Written problem → Format every row below as a Markdown table with the columns Number and Content. Put each row's number in Number and the row itself in Content, and leave out any blank lines.

Recorded information →

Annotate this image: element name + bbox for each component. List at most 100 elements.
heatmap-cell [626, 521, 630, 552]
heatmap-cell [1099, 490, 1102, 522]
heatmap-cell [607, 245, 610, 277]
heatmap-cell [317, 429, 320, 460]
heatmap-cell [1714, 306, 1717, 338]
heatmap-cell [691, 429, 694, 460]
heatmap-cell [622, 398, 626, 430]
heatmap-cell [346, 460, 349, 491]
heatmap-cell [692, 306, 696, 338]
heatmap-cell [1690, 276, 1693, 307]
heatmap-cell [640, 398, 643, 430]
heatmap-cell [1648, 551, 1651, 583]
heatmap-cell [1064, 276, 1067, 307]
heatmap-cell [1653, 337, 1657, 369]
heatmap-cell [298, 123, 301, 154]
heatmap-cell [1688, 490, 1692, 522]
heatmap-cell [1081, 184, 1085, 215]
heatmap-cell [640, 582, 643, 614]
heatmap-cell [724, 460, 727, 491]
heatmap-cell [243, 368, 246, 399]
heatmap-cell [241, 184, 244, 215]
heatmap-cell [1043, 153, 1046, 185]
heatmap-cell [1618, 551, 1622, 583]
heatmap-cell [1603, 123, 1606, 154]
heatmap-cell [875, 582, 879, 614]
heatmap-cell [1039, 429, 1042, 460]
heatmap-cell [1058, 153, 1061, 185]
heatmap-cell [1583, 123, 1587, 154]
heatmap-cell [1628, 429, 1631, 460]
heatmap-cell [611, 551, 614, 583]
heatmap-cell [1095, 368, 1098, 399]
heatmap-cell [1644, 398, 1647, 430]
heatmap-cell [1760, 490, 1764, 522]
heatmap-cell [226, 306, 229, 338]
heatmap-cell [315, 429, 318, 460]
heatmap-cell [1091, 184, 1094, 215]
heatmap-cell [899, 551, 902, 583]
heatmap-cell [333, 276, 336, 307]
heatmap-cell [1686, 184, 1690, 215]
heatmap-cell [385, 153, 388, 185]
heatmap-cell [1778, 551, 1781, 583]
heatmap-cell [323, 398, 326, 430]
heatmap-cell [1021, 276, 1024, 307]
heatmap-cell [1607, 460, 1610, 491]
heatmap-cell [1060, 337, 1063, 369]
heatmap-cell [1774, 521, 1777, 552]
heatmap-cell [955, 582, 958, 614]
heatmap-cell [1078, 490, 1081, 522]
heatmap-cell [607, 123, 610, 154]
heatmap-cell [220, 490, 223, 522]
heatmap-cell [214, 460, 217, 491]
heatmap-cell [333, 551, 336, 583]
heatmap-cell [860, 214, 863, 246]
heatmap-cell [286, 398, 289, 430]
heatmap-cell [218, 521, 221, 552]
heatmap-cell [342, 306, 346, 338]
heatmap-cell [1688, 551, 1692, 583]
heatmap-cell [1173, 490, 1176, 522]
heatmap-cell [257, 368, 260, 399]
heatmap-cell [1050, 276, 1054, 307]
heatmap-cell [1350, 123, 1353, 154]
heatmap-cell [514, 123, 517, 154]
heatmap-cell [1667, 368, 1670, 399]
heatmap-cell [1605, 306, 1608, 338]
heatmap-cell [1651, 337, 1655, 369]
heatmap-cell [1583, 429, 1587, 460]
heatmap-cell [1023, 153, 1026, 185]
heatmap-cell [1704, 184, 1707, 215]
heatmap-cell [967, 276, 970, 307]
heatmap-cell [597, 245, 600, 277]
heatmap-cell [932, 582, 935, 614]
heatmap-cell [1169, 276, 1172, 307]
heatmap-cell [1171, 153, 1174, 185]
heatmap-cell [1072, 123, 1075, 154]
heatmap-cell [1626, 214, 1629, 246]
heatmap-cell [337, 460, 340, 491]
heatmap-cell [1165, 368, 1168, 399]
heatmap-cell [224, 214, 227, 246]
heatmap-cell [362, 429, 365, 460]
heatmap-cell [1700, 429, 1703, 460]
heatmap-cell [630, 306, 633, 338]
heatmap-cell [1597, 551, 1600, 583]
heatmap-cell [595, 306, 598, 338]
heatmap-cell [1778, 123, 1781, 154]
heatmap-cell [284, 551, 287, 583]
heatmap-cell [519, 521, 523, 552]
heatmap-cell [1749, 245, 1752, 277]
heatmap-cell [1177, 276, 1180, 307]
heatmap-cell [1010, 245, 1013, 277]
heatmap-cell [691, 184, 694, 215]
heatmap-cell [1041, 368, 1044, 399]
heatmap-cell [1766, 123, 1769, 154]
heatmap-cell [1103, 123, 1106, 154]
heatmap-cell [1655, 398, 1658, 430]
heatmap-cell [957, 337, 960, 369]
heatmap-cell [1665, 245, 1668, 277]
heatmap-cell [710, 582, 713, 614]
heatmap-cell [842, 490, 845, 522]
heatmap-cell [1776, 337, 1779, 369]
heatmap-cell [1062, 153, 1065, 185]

Expected answer →
| Number | Content |
|---|---|
| 1 | Annotate this image: element name + bbox for each component. List at most 100 elements. |
| 2 | heatmap-cell [626, 521, 630, 552] |
| 3 | heatmap-cell [1099, 490, 1102, 522] |
| 4 | heatmap-cell [607, 245, 610, 277] |
| 5 | heatmap-cell [317, 429, 320, 460] |
| 6 | heatmap-cell [1714, 306, 1717, 338] |
| 7 | heatmap-cell [691, 429, 694, 460] |
| 8 | heatmap-cell [622, 398, 626, 430] |
| 9 | heatmap-cell [346, 460, 349, 491] |
| 10 | heatmap-cell [692, 306, 696, 338] |
| 11 | heatmap-cell [1690, 276, 1693, 307] |
| 12 | heatmap-cell [640, 398, 643, 430] |
| 13 | heatmap-cell [1648, 551, 1651, 583] |
| 14 | heatmap-cell [1064, 276, 1067, 307] |
| 15 | heatmap-cell [1653, 337, 1657, 369] |
| 16 | heatmap-cell [298, 123, 301, 154] |
| 17 | heatmap-cell [1688, 490, 1692, 522] |
| 18 | heatmap-cell [1081, 184, 1085, 215] |
| 19 | heatmap-cell [640, 582, 643, 614] |
| 20 | heatmap-cell [724, 460, 727, 491] |
| 21 | heatmap-cell [243, 368, 246, 399] |
| 22 | heatmap-cell [241, 184, 244, 215] |
| 23 | heatmap-cell [1043, 153, 1046, 185] |
| 24 | heatmap-cell [1618, 551, 1622, 583] |
| 25 | heatmap-cell [1603, 123, 1606, 154] |
| 26 | heatmap-cell [875, 582, 879, 614] |
| 27 | heatmap-cell [1039, 429, 1042, 460] |
| 28 | heatmap-cell [1058, 153, 1061, 185] |
| 29 | heatmap-cell [1583, 123, 1587, 154] |
| 30 | heatmap-cell [1628, 429, 1631, 460] |
| 31 | heatmap-cell [611, 551, 614, 583] |
| 32 | heatmap-cell [1095, 368, 1098, 399] |
| 33 | heatmap-cell [1644, 398, 1647, 430] |
| 34 | heatmap-cell [1760, 490, 1764, 522] |
| 35 | heatmap-cell [226, 306, 229, 338] |
| 36 | heatmap-cell [315, 429, 318, 460] |
| 37 | heatmap-cell [1091, 184, 1094, 215] |
| 38 | heatmap-cell [899, 551, 902, 583] |
| 39 | heatmap-cell [333, 276, 336, 307] |
| 40 | heatmap-cell [1686, 184, 1690, 215] |
| 41 | heatmap-cell [385, 153, 388, 185] |
| 42 | heatmap-cell [1778, 551, 1781, 583] |
| 43 | heatmap-cell [323, 398, 326, 430] |
| 44 | heatmap-cell [1021, 276, 1024, 307] |
| 45 | heatmap-cell [1607, 460, 1610, 491] |
| 46 | heatmap-cell [1060, 337, 1063, 369] |
| 47 | heatmap-cell [1774, 521, 1777, 552] |
| 48 | heatmap-cell [955, 582, 958, 614] |
| 49 | heatmap-cell [1078, 490, 1081, 522] |
| 50 | heatmap-cell [607, 123, 610, 154] |
| 51 | heatmap-cell [220, 490, 223, 522] |
| 52 | heatmap-cell [214, 460, 217, 491] |
| 53 | heatmap-cell [333, 551, 336, 583] |
| 54 | heatmap-cell [860, 214, 863, 246] |
| 55 | heatmap-cell [286, 398, 289, 430] |
| 56 | heatmap-cell [218, 521, 221, 552] |
| 57 | heatmap-cell [342, 306, 346, 338] |
| 58 | heatmap-cell [1688, 551, 1692, 583] |
| 59 | heatmap-cell [1173, 490, 1176, 522] |
| 60 | heatmap-cell [257, 368, 260, 399] |
| 61 | heatmap-cell [1050, 276, 1054, 307] |
| 62 | heatmap-cell [1350, 123, 1353, 154] |
| 63 | heatmap-cell [514, 123, 517, 154] |
| 64 | heatmap-cell [1667, 368, 1670, 399] |
| 65 | heatmap-cell [1605, 306, 1608, 338] |
| 66 | heatmap-cell [1651, 337, 1655, 369] |
| 67 | heatmap-cell [1583, 429, 1587, 460] |
| 68 | heatmap-cell [1023, 153, 1026, 185] |
| 69 | heatmap-cell [1704, 184, 1707, 215] |
| 70 | heatmap-cell [967, 276, 970, 307] |
| 71 | heatmap-cell [597, 245, 600, 277] |
| 72 | heatmap-cell [932, 582, 935, 614] |
| 73 | heatmap-cell [1169, 276, 1172, 307] |
| 74 | heatmap-cell [1171, 153, 1174, 185] |
| 75 | heatmap-cell [1072, 123, 1075, 154] |
| 76 | heatmap-cell [1626, 214, 1629, 246] |
| 77 | heatmap-cell [337, 460, 340, 491] |
| 78 | heatmap-cell [1165, 368, 1168, 399] |
| 79 | heatmap-cell [224, 214, 227, 246] |
| 80 | heatmap-cell [362, 429, 365, 460] |
| 81 | heatmap-cell [1700, 429, 1703, 460] |
| 82 | heatmap-cell [630, 306, 633, 338] |
| 83 | heatmap-cell [1597, 551, 1600, 583] |
| 84 | heatmap-cell [595, 306, 598, 338] |
| 85 | heatmap-cell [1778, 123, 1781, 154] |
| 86 | heatmap-cell [284, 551, 287, 583] |
| 87 | heatmap-cell [519, 521, 523, 552] |
| 88 | heatmap-cell [1749, 245, 1752, 277] |
| 89 | heatmap-cell [1177, 276, 1180, 307] |
| 90 | heatmap-cell [1010, 245, 1013, 277] |
| 91 | heatmap-cell [691, 184, 694, 215] |
| 92 | heatmap-cell [1041, 368, 1044, 399] |
| 93 | heatmap-cell [1766, 123, 1769, 154] |
| 94 | heatmap-cell [1103, 123, 1106, 154] |
| 95 | heatmap-cell [1655, 398, 1658, 430] |
| 96 | heatmap-cell [957, 337, 960, 369] |
| 97 | heatmap-cell [1665, 245, 1668, 277] |
| 98 | heatmap-cell [710, 582, 713, 614] |
| 99 | heatmap-cell [842, 490, 845, 522] |
| 100 | heatmap-cell [1776, 337, 1779, 369] |
| 101 | heatmap-cell [1062, 153, 1065, 185] |